● BRIEF A:
In the passage on cold rolling mills, what does the four high mill use to get a smaller roll separating force?

● PASSAGE:
● ● ● ● ● ● ●

The object of this invention is to provide improvements in the construction of such mills, with the objective of improving the shape or flatness of the work piece.

Conventional cold rolling mills, for example those of the two high variety, are constructed so that the roll separating forces acting on the bodies of the rolls are reacted at the roll ends. The curvature of the rolls resulting from this type of loading causes a non-uniform distribution of roll separating force, and non-uniform elongation of the strip, so that strip emerging from the mill has edges which are over-rolled and thus buckle when the strip is laid upon a flat horizontal surface in a tension free condition.

The four high mill offers some improvement over the two high mill by using a smaller work roll, which gives a smaller roll separating force,'and a larger back-up roll which provides a stiffer roll, which therefore deflects with less curvature.

The Sendzimir cluster mills as described in the aforesaid Letters Patent offer further improvement in this respect, as in this type of mill very small work rolls are used and also the backing rolls are themselves supported essentially across their whole faces by the mill housing. The housing itself deflects under the action of the roll separating forces, thus leading to over-rolling of the strip edges, but because the housing can be made far stiffer than the back-up rolls of conventional mills, the effect is generally smaller than on conventional mills.

In United States Letters Patent No. 2,776,586 one of the present applicants showed how a further improvement could be obtained in the case of these mills by tapering the top and bottom beams of the housing in order to make the effective deflection at the edges of the strip closer to the deflection at the middle, thus reducing the curvature or crown of the housing, and the tendency of the mill to over-roll the edges of the strip.

In practice crowned rolls are used to compensate for the curvature or crown in cold rolling mills in order to produce strip which is acceptably flat, but this practice leads to the necessity of a large inventory of rolls with varying crowns ground in, in order to cover the full range of rolling schedules, since one particular crown is only correct at one value of roll separating force.

● ● ● ● ● ● ●

● DATA PROVIDED:
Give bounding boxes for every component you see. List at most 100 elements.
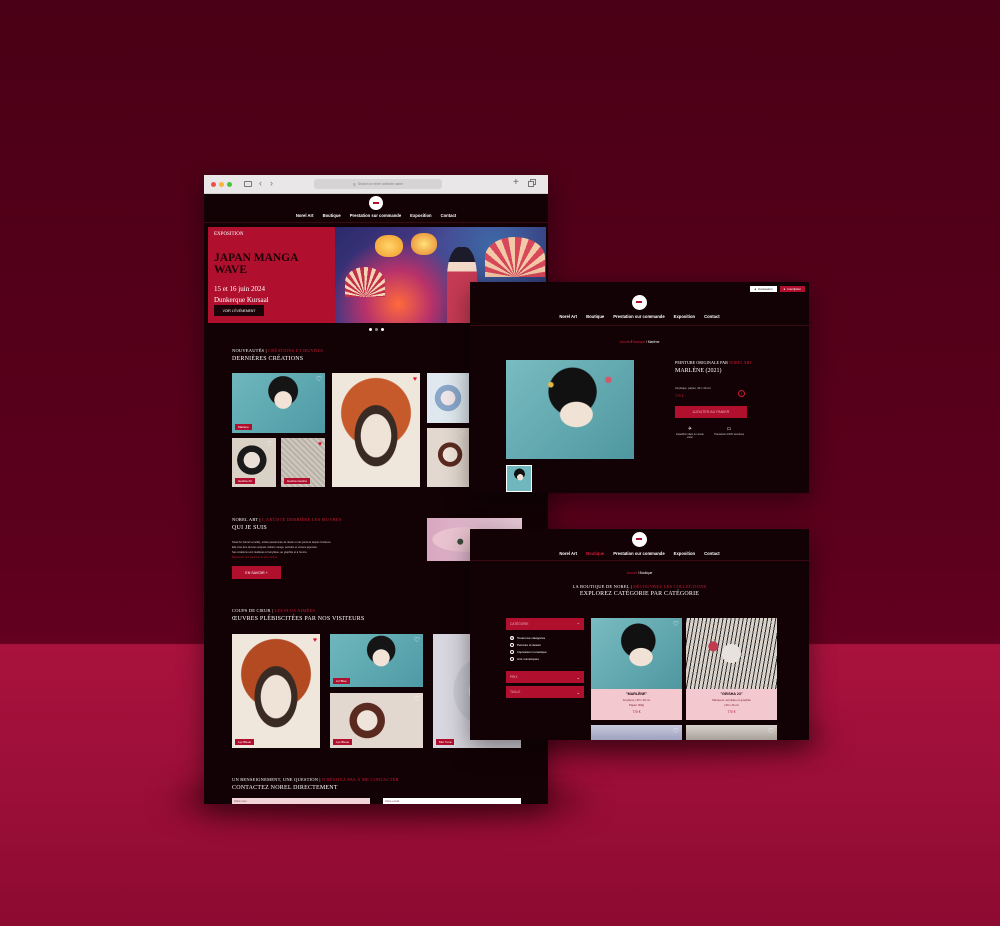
artwork-girl-large[interactable]: ♥	[332, 373, 420, 487]
sidebar-icon[interactable]	[244, 181, 252, 187]
nav-contact[interactable]: Contact	[441, 213, 457, 218]
product-card-image-partial[interactable]: ♡	[686, 725, 777, 740]
search-icon: ⚲	[352, 181, 356, 187]
login-button[interactable]: ● Connexion	[750, 286, 777, 292]
main-nav: Norel Art Boutique Prestation sur comman…	[204, 213, 548, 218]
nav-contact[interactable]: Contact	[704, 314, 720, 319]
breadcrumb-current: Marlène	[647, 340, 660, 344]
tabs-overview-icon[interactable]	[528, 181, 534, 187]
product-card[interactable]: ♡ "GEISHA 23" Marqueur, acrylique et gra…	[686, 618, 777, 720]
carousel-dot[interactable]	[375, 328, 378, 331]
artwork-geisha-23[interactable]: ♡ Geisha 23	[232, 438, 276, 487]
chevron-down-icon: ⌄	[576, 674, 580, 680]
nav-boutique[interactable]: Boutique	[323, 213, 341, 218]
nav-norel-art[interactable]: Norel Art	[559, 551, 577, 556]
nav-boutique[interactable]: Boutique	[586, 551, 604, 556]
shop-title: EXPLOREZ CATÉGORIE PAR CATÉGORIE	[579, 591, 700, 597]
breadcrumb-home[interactable]: Accueil	[620, 340, 630, 344]
register-label: Inscription	[787, 287, 801, 291]
site-logo[interactable]	[632, 295, 647, 310]
site-logo[interactable]	[369, 196, 383, 210]
radio-icon	[510, 657, 514, 661]
about-more-button[interactable]: EN SAVOIR +	[232, 566, 281, 579]
product-card-image: ♡	[686, 618, 777, 689]
category-option[interactable]: Toutes les catégories	[510, 636, 547, 640]
favorite-heart-icon[interactable]: ♡	[673, 621, 679, 628]
filter-category[interactable]: CATÉGORIE ⌃	[506, 618, 584, 630]
close-dot-icon[interactable]	[211, 182, 216, 187]
category-option[interactable]: Arts numériques	[510, 657, 547, 661]
favorite-heart-icon[interactable]: ♡	[673, 728, 679, 735]
artwork-tag: Geisha Geisha	[284, 478, 310, 484]
option-label: Toutes les catégories	[517, 636, 546, 640]
artwork-marlene[interactable]: ♡ Marlene	[232, 373, 325, 433]
register-button[interactable]: ● Inscription	[779, 286, 805, 292]
about-kicker: NOREL ART | L'ARTISTE DERRIÈRE LES ŒUVRE…	[232, 517, 342, 522]
maximize-dot-icon[interactable]	[227, 182, 232, 187]
breadcrumb-home[interactable]: Accueil	[627, 571, 637, 575]
favorite-heart-icon[interactable]: ♡	[316, 376, 322, 383]
nav-prestation[interactable]: Prestation sur commande	[350, 213, 401, 218]
favorite-masked-girl[interactable]: ♡ Lys Bleue	[330, 693, 423, 748]
favorite-girl-large[interactable]: ♥ Lys Bleue	[232, 634, 320, 748]
contact-kicker: UN RENSEIGNEMENT, UNE QUESTION | N'HÉSIT…	[232, 777, 399, 782]
nav-norel-art[interactable]: Norel Art	[296, 213, 314, 218]
shop-page-window: Norel Art Boutique Prestation sur comman…	[470, 529, 809, 740]
category-option[interactable]: Impression numérique	[510, 650, 547, 654]
filter-size[interactable]: TAILLE ⌄	[506, 686, 584, 698]
artwork-blue-girl[interactable]: ♡	[427, 373, 469, 423]
artwork-sketch[interactable]: ♥ Geisha Geisha	[281, 438, 325, 487]
minimize-dot-icon[interactable]	[219, 182, 224, 187]
info-icon[interactable]: i	[738, 390, 745, 397]
contact-name-field[interactable]: Votre nom	[232, 798, 370, 804]
carousel-dot[interactable]	[381, 328, 384, 331]
favorite-heart-filled-icon[interactable]: ♥	[413, 376, 417, 383]
product-card[interactable]: ♡ "MARLÈNE" Acrylique | 30 x 40 cm Papie…	[591, 618, 682, 720]
new-tab-icon[interactable]: +	[513, 177, 519, 188]
about-text: Norel Art (Norel Leveillé), artiste pass…	[232, 540, 422, 560]
favorite-heart-filled-icon[interactable]: ♥	[318, 441, 322, 448]
favorite-heart-icon[interactable]: ♡	[460, 431, 466, 438]
nav-prestation[interactable]: Prestation sur commande	[613, 314, 664, 319]
breadcrumb-shop[interactable]: Boutique	[633, 340, 646, 344]
add-to-cart-button[interactable]: AJOUTER AU PANIER	[675, 406, 747, 418]
back-icon[interactable]: ‹	[259, 178, 262, 188]
site-logo[interactable]	[632, 532, 647, 547]
category-options: Toutes les catégories Peinture et dessin…	[510, 636, 547, 661]
favorite-marlene[interactable]: ♡ Liz Blue	[330, 634, 423, 687]
nav-exposition[interactable]: Exposition	[674, 551, 695, 556]
favorite-heart-icon[interactable]: ♡	[267, 441, 273, 448]
favorite-heart-filled-icon[interactable]: ♥	[313, 637, 317, 644]
favorite-heart-icon[interactable]: ♡	[768, 728, 774, 735]
address-bar[interactable]: ⚲ Search or enter website name	[314, 179, 442, 189]
nav-exposition[interactable]: Exposition	[674, 314, 695, 319]
product-card-image-partial[interactable]: ♡	[591, 725, 682, 740]
news-title: DERNIÈRES CRÉATIONS	[232, 356, 304, 362]
favorite-heart-icon[interactable]: ♡	[768, 621, 774, 628]
contact-email-field[interactable]: Votre email	[383, 798, 521, 804]
favorite-heart-icon[interactable]: ♡	[414, 637, 420, 644]
contact-title: CONTACTEZ NOREL DIRECTEMENT	[232, 785, 338, 791]
hero-event-button[interactable]: VOIR L'ÉVÉNEMENT	[214, 305, 264, 316]
nav-prestation[interactable]: Prestation sur commande	[613, 551, 664, 556]
shop-kicker-red: DÉCOUVREZ LES COLLECTIONS	[633, 584, 707, 589]
category-option[interactable]: Peinture et dessin	[510, 643, 547, 647]
filter-price[interactable]: PRIX ⌄	[506, 671, 584, 683]
main-nav: Norel Art Boutique Prestation sur comman…	[470, 314, 809, 319]
forward-icon[interactable]: ›	[270, 178, 273, 188]
nav-contact[interactable]: Contact	[704, 551, 720, 556]
about-title: QUI JE SUIS	[232, 525, 267, 531]
carousel-dot[interactable]	[369, 328, 372, 331]
favorite-heart-icon[interactable]: ♡	[414, 696, 420, 703]
artwork-masked-girl[interactable]: ♡	[427, 428, 469, 487]
nav-boutique[interactable]: Boutique	[586, 314, 604, 319]
product-breadcrumb: Accueil / Boutique / Marlène	[619, 340, 660, 344]
favorite-heart-icon[interactable]: ♡	[460, 376, 466, 383]
product-name: MARLÈNE (2021)	[675, 368, 722, 374]
product-card-body: "MARLÈNE" Acrylique | 30 x 40 cm Papier …	[591, 689, 682, 720]
nav-norel-art[interactable]: Norel Art	[559, 314, 577, 319]
nav-exposition[interactable]: Exposition	[410, 213, 431, 218]
product-thumbnail[interactable]	[506, 465, 532, 492]
feature-secure-text: Transaction 100% sécurisée	[713, 433, 745, 436]
chevron-down-icon: ⌄	[576, 689, 580, 695]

● ● ● ● ● ● ●

● BRIEF B:
Copy out the records from the line containing "373, 420, 487]" to the line containing "213, 401, 218]", both included.

● CORRECT OUTPUT A:
A smaller work roll.

● CORRECT OUTPUT B:
artwork-girl-large[interactable]: ♥	[332, 373, 420, 487]
sidebar-icon[interactable]	[244, 181, 252, 187]
nav-contact[interactable]: Contact	[441, 213, 457, 218]
product-card-image-partial[interactable]: ♡	[686, 725, 777, 740]
search-icon: ⚲	[352, 181, 356, 187]
login-button[interactable]: ● Connexion	[750, 286, 777, 292]
main-nav: Norel Art Boutique Prestation sur comman…	[204, 213, 548, 218]
nav-contact[interactable]: Contact	[704, 314, 720, 319]
breadcrumb-current: Marlène	[647, 340, 660, 344]
tabs-overview-icon[interactable]	[528, 181, 534, 187]
product-card[interactable]: ♡ "GEISHA 23" Marqueur, acrylique et gra…	[686, 618, 777, 720]
carousel-dot[interactable]	[375, 328, 378, 331]
artwork-geisha-23[interactable]: ♡ Geisha 23	[232, 438, 276, 487]
chevron-down-icon: ⌄	[576, 674, 580, 680]
nav-boutique[interactable]: Boutique	[323, 213, 341, 218]
nav-norel-art[interactable]: Norel Art	[559, 551, 577, 556]
nav-boutique[interactable]: Boutique	[586, 551, 604, 556]
shop-title: EXPLOREZ CATÉGORIE PAR CATÉGORIE	[579, 591, 700, 597]
breadcrumb-home[interactable]: Accueil	[620, 340, 630, 344]
register-label: Inscription	[787, 287, 801, 291]
site-logo[interactable]	[632, 295, 647, 310]
site-logo[interactable]	[369, 196, 383, 210]
radio-icon	[510, 657, 514, 661]
about-more-button[interactable]: EN SAVOIR +	[232, 566, 281, 579]
product-card-image: ♡	[686, 618, 777, 689]
category-option[interactable]: Toutes les catégories	[510, 636, 547, 640]
favorite-heart-icon[interactable]: ♡	[673, 621, 679, 628]
filter-category[interactable]: CATÉGORIE ⌃	[506, 618, 584, 630]
close-dot-icon[interactable]	[211, 182, 216, 187]
category-option[interactable]: Arts numériques	[510, 657, 547, 661]
favorite-heart-icon[interactable]: ♡	[673, 728, 679, 735]
artwork-tag: Geisha Geisha	[284, 478, 310, 484]
option-label: Toutes les catégories	[517, 636, 546, 640]
artwork-marlene[interactable]: ♡ Marlene	[232, 373, 325, 433]
register-button[interactable]: ● Inscription	[779, 286, 805, 292]
about-kicker: NOREL ART | L'ARTISTE DERRIÈRE LES ŒUVRE…	[232, 517, 342, 522]
maximize-dot-icon[interactable]	[227, 182, 232, 187]
breadcrumb-home[interactable]: Accueil	[627, 571, 637, 575]
favorite-heart-icon[interactable]: ♡	[316, 376, 322, 383]
nav-prestation[interactable]: Prestation sur commande	[350, 213, 401, 218]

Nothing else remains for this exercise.